Information supplied:
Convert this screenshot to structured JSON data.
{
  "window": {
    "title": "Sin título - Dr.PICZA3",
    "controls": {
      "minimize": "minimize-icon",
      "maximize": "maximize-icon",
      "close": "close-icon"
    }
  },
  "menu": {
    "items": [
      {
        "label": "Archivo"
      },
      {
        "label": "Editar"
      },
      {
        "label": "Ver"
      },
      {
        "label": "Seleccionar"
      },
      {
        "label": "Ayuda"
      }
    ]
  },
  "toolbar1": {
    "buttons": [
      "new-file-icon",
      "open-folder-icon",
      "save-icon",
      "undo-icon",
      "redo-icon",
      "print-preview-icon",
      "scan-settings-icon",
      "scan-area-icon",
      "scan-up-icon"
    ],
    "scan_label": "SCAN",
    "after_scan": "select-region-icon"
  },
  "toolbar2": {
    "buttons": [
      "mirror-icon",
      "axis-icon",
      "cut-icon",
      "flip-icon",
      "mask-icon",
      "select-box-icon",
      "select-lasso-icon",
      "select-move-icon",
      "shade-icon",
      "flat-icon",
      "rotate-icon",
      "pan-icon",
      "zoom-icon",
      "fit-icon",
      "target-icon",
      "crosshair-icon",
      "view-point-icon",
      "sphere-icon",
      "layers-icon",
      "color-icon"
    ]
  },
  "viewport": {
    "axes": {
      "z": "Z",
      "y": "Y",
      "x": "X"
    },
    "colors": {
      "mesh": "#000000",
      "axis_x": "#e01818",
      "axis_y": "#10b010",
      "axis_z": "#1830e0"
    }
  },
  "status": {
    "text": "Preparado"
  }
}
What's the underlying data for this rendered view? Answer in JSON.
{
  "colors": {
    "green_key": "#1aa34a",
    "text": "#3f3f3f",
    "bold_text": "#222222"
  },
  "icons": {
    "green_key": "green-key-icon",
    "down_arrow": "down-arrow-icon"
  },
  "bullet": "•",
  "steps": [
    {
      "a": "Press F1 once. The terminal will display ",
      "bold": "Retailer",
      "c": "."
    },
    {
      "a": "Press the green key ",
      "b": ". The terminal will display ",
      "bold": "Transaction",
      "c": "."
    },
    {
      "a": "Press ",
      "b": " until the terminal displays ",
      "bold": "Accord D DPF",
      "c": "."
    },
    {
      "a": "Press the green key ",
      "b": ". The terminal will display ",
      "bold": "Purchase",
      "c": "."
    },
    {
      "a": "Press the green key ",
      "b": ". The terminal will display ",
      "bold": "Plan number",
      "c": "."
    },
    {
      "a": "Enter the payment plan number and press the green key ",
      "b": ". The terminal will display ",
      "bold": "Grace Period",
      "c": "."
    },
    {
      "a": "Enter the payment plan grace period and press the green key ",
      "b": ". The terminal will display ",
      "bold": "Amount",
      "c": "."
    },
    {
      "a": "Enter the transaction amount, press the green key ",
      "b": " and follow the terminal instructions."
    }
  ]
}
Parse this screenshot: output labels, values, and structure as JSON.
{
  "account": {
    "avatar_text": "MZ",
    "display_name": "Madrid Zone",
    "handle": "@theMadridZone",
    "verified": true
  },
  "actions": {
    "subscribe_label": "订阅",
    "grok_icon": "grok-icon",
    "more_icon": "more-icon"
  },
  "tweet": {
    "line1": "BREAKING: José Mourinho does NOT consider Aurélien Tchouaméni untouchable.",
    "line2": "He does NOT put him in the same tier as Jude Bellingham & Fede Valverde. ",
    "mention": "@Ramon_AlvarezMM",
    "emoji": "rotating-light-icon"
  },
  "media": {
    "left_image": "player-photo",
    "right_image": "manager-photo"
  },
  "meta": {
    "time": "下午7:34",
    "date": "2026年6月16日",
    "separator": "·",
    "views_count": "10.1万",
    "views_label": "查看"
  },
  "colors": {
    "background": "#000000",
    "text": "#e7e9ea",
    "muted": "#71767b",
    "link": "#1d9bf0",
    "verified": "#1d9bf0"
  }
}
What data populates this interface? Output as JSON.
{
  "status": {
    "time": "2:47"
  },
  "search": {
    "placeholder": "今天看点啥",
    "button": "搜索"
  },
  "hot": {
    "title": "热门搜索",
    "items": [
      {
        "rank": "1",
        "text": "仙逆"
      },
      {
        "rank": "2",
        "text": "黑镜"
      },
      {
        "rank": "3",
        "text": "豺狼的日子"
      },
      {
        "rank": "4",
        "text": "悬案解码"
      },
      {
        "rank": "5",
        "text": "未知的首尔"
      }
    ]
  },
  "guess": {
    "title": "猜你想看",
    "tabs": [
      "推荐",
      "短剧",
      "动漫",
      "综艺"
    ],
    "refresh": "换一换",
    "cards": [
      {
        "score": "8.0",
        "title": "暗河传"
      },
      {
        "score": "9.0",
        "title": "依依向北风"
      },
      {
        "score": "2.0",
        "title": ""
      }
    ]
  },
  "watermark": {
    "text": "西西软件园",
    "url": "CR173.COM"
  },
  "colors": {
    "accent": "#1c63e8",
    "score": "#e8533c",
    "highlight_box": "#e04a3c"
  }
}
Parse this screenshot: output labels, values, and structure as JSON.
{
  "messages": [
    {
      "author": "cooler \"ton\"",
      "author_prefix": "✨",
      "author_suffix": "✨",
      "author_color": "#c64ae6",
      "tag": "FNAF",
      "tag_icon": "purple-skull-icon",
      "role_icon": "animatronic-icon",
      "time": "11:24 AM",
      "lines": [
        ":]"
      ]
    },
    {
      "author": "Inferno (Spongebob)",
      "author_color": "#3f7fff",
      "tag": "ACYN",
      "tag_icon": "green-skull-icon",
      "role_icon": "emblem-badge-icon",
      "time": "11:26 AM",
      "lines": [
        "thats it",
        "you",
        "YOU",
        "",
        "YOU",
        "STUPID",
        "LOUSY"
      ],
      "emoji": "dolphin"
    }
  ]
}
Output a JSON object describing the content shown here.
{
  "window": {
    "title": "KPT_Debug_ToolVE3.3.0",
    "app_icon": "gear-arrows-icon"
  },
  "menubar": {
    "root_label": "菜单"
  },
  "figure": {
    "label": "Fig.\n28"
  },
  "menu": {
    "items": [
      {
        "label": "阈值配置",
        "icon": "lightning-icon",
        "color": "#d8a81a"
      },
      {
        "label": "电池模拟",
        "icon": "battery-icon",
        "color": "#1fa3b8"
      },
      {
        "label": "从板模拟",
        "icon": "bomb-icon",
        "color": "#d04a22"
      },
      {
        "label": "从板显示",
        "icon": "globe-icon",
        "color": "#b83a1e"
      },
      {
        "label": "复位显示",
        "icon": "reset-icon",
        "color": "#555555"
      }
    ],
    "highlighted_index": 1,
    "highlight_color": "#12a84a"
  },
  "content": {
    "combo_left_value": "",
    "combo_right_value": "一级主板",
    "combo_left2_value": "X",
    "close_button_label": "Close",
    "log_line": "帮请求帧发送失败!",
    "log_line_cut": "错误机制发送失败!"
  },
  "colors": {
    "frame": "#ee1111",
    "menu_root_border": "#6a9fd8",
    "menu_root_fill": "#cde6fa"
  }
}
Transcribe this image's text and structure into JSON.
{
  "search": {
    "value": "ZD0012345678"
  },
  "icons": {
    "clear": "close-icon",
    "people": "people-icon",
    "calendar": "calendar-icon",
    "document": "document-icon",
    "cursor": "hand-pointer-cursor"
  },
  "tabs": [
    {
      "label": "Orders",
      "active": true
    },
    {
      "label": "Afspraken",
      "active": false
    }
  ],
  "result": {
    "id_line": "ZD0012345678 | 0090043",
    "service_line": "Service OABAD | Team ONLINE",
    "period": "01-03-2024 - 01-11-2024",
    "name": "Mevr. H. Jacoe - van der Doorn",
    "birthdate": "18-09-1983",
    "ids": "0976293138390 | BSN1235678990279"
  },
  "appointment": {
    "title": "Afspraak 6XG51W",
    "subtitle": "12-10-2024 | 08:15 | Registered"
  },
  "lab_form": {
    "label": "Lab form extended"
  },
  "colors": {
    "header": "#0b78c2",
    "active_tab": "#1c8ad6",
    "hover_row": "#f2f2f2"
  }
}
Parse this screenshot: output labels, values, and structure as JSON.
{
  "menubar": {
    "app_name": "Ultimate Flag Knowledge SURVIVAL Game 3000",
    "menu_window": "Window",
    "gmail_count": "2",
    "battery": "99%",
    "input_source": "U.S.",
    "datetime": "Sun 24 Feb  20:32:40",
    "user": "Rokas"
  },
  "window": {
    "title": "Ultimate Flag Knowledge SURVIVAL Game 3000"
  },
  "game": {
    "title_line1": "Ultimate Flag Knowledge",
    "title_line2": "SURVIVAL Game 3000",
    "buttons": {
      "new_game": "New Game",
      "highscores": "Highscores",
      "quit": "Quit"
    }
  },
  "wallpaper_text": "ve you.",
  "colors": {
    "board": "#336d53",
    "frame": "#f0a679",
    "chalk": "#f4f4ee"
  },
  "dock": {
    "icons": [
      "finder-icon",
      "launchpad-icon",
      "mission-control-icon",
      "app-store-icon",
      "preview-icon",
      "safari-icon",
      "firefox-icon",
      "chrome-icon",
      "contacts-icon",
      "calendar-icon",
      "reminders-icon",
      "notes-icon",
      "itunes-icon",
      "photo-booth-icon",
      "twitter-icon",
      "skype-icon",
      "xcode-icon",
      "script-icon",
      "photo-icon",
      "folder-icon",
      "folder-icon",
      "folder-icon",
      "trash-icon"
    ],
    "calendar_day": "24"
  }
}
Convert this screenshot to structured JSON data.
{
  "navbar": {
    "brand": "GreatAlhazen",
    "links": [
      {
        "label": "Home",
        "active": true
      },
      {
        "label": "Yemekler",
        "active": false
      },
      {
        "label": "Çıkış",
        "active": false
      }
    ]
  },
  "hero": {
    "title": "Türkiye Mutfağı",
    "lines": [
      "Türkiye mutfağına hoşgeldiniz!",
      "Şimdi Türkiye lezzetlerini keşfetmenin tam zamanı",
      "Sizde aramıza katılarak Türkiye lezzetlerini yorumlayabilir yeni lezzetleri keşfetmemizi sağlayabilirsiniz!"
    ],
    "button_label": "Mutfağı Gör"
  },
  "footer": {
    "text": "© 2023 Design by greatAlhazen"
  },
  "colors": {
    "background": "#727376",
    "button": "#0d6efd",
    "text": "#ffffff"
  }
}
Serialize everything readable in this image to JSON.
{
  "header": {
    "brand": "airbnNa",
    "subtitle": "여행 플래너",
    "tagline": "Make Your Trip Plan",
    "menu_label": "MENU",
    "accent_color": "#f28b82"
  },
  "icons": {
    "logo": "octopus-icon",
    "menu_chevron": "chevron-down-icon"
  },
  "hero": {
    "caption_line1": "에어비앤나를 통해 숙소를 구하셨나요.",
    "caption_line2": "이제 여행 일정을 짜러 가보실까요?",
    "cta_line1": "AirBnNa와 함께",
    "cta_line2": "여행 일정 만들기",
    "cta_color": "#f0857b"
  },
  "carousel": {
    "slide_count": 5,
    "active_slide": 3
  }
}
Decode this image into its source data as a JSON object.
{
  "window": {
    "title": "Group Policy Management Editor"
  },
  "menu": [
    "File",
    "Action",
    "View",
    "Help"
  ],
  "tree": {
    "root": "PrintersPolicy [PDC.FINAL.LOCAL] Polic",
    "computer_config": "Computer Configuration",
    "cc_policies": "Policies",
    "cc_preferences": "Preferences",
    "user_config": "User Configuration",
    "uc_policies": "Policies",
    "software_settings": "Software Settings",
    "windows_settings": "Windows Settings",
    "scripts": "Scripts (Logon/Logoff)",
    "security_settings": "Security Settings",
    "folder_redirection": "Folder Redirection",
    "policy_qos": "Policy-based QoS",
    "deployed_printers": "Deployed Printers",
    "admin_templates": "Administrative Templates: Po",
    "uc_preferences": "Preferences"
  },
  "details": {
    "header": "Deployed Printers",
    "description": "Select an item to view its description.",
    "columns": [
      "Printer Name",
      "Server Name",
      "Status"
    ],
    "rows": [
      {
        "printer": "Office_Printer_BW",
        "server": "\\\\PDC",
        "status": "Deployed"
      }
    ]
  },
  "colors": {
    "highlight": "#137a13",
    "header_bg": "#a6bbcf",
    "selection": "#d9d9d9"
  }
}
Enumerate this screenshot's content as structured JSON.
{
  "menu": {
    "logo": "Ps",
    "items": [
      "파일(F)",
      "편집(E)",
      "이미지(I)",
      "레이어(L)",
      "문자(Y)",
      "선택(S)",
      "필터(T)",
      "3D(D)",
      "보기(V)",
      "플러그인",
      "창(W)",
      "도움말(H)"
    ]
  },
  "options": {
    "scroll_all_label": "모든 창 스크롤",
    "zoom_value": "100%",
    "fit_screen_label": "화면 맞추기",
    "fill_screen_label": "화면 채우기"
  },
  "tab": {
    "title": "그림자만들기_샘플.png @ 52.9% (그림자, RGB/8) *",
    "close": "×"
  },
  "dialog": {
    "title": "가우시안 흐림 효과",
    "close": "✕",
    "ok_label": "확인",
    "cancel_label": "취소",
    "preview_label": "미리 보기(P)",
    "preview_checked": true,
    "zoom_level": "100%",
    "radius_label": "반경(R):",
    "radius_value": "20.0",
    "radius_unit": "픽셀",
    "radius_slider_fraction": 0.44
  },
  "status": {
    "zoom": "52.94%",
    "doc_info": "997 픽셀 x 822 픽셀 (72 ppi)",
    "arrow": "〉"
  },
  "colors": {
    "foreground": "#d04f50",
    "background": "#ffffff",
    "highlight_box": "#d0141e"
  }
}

Instruction: Wherever "Knowledge" shows up in a line, copy that line.

Answer for the task:
    "app_name": "Ultimate Flag Knowledge SURVIVAL Game 3000",
    "title": "Ultimate Flag Knowledge SURVIVAL Game 3000"
    "title_line1": "Ultimate Flag Knowledge",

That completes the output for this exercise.